* **EXTRACTED RECORDS**:
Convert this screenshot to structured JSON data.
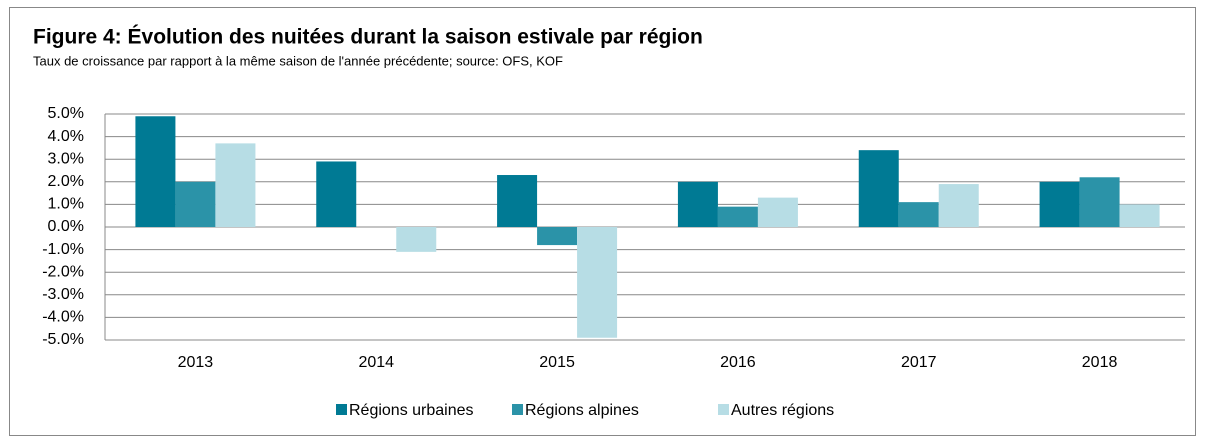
{
  "chart_data": {
    "type": "bar",
    "title": "Figure 4: Évolution des nuitées durant la saison estivale par région",
    "subtitle": "Taux de croissance par rapport à la même saison de l'année précédente; source: OFS, KOF",
    "categories": [
      "2013",
      "2014",
      "2015",
      "2016",
      "2017",
      "2018"
    ],
    "series": [
      {
        "name": "Régions urbaines",
        "color": "#007a94",
        "values": [
          4.9,
          2.9,
          2.3,
          2.0,
          3.4,
          2.0
        ]
      },
      {
        "name": "Régions alpines",
        "color": "#2b93a8",
        "values": [
          2.0,
          0.0,
          -0.8,
          0.9,
          1.1,
          2.2
        ]
      },
      {
        "name": "Autres régions",
        "color": "#b7dde5",
        "values": [
          3.7,
          -1.1,
          -4.9,
          1.3,
          1.9,
          1.0
        ]
      }
    ],
    "ylim": [
      -5,
      5
    ],
    "yticks": [
      {
        "value": -5,
        "label": "-5.0%"
      },
      {
        "value": -4,
        "label": "-4.0%"
      },
      {
        "value": -3,
        "label": "-3.0%"
      },
      {
        "value": -2,
        "label": "-2.0%"
      },
      {
        "value": -1,
        "label": "-1.0%"
      },
      {
        "value": 0,
        "label": "0.0%"
      },
      {
        "value": 1,
        "label": "1.0%"
      },
      {
        "value": 2,
        "label": "2.0%"
      },
      {
        "value": 3,
        "label": "3.0%"
      },
      {
        "value": 4,
        "label": "4.0%"
      },
      {
        "value": 5,
        "label": "5.0%"
      }
    ],
    "grid": true,
    "legend": "bottom"
  }
}
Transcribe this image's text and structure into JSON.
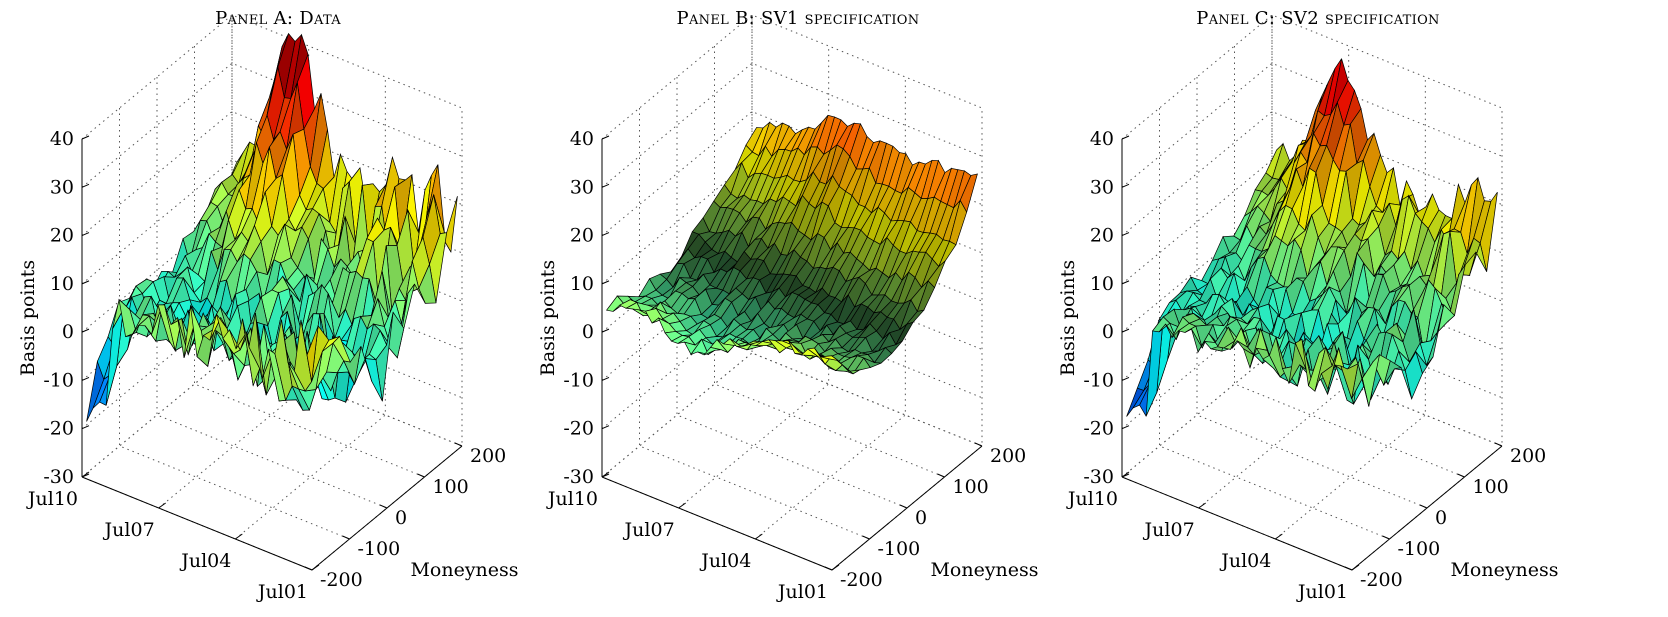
{
  "panels": [
    {
      "title": "Panel A: Data",
      "chart_data": {
        "type": "surface3d",
        "title": "Panel A: Data",
        "xlabel": "",
        "ylabel": "Moneyness",
        "zlabel": "Basis points",
        "x_ticks": [
          "Jul01",
          "Jul04",
          "Jul07",
          "Jul10"
        ],
        "y_ticks": [
          "-200",
          "-100",
          "0",
          "100",
          "200"
        ],
        "z_ticks": [
          "-30",
          "-20",
          "-10",
          "0",
          "10",
          "20",
          "30",
          "40"
        ],
        "zlim": [
          -30,
          40
        ],
        "colormap": "jet",
        "grid": true
      }
    },
    {
      "title": "Panel B: SV1 specification",
      "chart_data": {
        "type": "surface3d",
        "title": "Panel B: SV1 specification",
        "xlabel": "",
        "ylabel": "Moneyness",
        "zlabel": "Basis points",
        "x_ticks": [
          "Jul01",
          "Jul04",
          "Jul07",
          "Jul10"
        ],
        "y_ticks": [
          "-200",
          "-100",
          "0",
          "100",
          "200"
        ],
        "z_ticks": [
          "-30",
          "-20",
          "-10",
          "0",
          "10",
          "20",
          "30",
          "40"
        ],
        "zlim": [
          -30,
          40
        ],
        "colormap": "jet",
        "grid": true
      }
    },
    {
      "title": "Panel C: SV2 specification",
      "chart_data": {
        "type": "surface3d",
        "title": "Panel C: SV2 specification",
        "xlabel": "",
        "ylabel": "Moneyness",
        "zlabel": "Basis points",
        "x_ticks": [
          "Jul01",
          "Jul04",
          "Jul07",
          "Jul10"
        ],
        "y_ticks": [
          "-200",
          "-100",
          "0",
          "100",
          "200"
        ],
        "z_ticks": [
          "-30",
          "-20",
          "-10",
          "0",
          "10",
          "20",
          "30",
          "40"
        ],
        "zlim": [
          -30,
          40
        ],
        "colormap": "jet",
        "grid": true
      }
    }
  ]
}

* **WHAT YOU WILL DO**:
Find the lines containing "specification" and pull them out.

* **FINAL RESULT**:
      "title": "Panel B: SV1 specification",
        "title": "Panel B: SV1 specification",
      "title": "Panel C: SV2 specification",
        "title": "Panel C: SV2 specification",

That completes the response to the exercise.